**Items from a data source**
◇ ◇ ◇

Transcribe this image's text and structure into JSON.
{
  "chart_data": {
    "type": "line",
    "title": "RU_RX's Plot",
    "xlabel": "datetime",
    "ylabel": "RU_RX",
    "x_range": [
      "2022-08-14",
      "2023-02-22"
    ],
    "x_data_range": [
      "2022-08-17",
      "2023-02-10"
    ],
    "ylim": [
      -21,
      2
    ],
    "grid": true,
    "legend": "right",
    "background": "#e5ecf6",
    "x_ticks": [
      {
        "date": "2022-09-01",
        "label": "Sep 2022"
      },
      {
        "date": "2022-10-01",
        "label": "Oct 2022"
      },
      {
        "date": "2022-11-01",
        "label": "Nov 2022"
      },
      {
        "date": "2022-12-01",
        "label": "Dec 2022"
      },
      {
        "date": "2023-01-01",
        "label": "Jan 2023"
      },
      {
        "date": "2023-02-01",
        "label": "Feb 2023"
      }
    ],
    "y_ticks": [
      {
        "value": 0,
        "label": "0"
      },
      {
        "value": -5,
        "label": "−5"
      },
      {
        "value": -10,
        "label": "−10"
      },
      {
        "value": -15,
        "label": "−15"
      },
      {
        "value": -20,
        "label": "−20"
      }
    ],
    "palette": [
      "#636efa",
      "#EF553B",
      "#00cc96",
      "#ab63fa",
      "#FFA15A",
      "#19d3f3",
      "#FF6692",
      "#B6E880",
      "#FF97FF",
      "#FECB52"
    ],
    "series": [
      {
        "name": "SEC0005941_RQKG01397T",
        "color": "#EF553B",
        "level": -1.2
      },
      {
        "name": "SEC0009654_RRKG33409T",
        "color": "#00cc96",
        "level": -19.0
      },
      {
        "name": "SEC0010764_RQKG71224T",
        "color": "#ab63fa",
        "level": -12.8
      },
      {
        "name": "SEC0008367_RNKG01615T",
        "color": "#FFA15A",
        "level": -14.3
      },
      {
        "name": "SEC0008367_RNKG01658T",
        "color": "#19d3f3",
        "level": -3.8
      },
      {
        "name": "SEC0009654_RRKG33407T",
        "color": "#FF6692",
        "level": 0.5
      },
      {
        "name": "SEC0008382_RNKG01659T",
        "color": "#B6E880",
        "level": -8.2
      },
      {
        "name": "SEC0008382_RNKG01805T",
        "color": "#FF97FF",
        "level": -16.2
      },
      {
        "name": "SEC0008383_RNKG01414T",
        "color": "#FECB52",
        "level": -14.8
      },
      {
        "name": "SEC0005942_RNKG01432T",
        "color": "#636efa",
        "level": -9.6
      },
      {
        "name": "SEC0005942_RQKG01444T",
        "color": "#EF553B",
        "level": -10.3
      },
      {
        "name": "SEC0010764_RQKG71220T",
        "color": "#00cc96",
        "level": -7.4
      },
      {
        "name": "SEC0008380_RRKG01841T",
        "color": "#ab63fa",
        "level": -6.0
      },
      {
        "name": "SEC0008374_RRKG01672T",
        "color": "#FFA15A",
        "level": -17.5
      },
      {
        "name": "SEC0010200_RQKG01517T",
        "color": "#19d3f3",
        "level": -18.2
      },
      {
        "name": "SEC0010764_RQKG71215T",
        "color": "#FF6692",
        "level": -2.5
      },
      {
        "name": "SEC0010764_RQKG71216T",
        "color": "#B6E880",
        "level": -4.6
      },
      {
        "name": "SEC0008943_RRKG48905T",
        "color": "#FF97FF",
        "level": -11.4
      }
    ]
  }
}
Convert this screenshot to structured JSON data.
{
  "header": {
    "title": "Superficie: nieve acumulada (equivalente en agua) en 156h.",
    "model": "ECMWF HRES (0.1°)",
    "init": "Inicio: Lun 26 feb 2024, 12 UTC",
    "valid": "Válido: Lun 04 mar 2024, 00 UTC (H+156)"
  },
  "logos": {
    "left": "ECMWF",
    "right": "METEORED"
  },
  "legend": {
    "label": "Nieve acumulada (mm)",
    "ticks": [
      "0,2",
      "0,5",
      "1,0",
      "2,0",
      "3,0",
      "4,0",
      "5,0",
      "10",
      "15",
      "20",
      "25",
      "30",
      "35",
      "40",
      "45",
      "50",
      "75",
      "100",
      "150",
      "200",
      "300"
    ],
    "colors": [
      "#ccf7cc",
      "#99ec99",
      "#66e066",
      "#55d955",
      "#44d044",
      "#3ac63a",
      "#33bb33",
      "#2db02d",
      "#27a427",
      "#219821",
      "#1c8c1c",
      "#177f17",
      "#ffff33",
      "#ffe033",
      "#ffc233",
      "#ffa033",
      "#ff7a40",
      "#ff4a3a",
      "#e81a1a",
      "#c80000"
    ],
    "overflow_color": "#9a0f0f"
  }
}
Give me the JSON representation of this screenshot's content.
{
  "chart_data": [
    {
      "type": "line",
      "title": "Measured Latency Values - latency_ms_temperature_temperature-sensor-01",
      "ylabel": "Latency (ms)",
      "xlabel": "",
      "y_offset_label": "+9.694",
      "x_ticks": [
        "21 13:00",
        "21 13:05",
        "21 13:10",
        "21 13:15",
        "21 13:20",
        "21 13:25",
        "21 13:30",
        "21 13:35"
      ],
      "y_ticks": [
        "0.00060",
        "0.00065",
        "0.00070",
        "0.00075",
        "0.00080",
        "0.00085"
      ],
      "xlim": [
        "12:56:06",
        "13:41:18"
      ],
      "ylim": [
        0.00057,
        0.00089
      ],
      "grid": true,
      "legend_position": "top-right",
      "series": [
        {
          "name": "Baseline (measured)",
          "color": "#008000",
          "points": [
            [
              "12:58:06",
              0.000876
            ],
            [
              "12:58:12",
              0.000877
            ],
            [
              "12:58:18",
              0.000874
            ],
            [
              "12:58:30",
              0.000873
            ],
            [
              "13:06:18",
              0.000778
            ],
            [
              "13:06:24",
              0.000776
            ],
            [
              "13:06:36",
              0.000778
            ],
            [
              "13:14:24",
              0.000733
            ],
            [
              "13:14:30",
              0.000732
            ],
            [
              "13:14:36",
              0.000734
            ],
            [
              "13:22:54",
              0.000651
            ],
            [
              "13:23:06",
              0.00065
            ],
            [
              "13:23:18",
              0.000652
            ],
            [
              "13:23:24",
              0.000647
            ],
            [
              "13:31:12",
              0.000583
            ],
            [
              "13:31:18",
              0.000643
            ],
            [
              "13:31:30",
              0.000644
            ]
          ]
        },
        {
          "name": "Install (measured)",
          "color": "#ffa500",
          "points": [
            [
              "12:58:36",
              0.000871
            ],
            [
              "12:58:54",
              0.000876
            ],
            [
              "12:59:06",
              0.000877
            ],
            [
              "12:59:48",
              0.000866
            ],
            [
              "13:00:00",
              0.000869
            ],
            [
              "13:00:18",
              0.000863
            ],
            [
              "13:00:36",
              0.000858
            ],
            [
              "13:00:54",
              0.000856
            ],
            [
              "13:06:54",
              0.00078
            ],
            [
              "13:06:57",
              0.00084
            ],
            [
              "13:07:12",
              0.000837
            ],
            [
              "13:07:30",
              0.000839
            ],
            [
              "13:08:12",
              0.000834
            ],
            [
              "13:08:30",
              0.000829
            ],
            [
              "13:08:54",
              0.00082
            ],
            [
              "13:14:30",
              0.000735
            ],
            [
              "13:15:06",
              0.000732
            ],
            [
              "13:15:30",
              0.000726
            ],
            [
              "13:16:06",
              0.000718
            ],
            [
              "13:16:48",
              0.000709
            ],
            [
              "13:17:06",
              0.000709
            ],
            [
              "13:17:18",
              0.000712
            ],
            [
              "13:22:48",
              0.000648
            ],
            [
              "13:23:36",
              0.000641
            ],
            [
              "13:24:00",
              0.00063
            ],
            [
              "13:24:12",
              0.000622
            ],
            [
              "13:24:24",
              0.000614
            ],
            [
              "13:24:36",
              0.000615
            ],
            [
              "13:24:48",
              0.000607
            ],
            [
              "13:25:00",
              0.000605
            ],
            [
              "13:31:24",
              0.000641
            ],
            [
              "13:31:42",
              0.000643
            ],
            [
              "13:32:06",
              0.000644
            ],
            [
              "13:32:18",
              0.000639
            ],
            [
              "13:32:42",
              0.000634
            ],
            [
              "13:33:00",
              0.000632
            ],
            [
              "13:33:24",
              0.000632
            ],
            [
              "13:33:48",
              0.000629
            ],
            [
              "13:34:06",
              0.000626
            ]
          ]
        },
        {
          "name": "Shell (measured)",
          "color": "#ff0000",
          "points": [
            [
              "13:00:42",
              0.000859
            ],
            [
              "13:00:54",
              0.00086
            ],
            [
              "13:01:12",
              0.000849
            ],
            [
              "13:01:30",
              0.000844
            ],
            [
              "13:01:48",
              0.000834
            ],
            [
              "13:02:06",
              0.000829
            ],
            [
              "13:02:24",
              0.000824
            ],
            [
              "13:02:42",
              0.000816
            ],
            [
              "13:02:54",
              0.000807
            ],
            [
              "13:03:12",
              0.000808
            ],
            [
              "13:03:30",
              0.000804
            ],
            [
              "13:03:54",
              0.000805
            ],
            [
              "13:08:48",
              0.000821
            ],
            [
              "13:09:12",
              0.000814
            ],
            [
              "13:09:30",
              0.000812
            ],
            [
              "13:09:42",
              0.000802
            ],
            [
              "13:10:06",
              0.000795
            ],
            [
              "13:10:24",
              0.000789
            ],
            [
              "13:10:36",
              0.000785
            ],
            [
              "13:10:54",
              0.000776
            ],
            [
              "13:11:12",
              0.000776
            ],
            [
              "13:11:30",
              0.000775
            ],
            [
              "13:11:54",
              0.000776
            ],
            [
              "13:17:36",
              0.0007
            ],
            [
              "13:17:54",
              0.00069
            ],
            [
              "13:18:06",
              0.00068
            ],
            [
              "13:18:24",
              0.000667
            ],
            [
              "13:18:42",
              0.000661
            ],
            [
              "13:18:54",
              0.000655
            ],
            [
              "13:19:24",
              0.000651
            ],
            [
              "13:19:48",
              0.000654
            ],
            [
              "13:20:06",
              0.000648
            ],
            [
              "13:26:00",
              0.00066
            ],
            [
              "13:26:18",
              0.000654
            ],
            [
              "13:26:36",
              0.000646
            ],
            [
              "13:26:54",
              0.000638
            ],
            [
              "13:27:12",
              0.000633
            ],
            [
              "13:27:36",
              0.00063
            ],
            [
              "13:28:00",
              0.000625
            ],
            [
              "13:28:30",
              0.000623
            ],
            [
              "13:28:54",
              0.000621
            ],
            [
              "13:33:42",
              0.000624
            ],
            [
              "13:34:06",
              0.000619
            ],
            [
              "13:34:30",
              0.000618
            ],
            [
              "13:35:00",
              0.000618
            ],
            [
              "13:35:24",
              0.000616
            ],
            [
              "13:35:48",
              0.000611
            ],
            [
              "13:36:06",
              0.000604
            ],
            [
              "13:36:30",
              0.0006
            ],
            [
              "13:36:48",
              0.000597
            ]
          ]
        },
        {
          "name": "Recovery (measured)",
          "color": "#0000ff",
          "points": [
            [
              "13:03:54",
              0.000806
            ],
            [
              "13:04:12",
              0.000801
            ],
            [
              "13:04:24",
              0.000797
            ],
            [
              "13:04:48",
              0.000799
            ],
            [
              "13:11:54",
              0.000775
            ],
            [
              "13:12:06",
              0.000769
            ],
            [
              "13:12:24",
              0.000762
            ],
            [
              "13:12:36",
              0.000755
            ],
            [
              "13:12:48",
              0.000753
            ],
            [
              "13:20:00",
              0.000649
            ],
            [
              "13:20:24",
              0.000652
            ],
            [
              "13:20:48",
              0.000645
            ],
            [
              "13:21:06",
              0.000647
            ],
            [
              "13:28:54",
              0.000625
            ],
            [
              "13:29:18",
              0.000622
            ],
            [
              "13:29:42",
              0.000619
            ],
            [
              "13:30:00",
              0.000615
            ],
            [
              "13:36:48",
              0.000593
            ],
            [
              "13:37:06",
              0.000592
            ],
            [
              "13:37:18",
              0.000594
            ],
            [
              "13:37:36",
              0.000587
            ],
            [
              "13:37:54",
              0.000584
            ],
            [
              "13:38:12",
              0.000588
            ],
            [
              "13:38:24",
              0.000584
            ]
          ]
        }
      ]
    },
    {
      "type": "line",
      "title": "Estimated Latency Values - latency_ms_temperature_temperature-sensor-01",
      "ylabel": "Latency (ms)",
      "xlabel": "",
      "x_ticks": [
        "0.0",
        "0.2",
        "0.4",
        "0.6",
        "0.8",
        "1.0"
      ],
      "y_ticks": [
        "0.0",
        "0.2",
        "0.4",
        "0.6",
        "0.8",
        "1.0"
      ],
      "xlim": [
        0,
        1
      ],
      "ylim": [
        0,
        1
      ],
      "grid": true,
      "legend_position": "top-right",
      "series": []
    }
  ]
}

◇ ◇ ◇

Your task is to gather all lines from the entries above that hold the word "this".

Transcribe this image's text and structure into JSON.
Convert this screenshot to structured JSON data.
Give me the JSON representation of this screenshot's content.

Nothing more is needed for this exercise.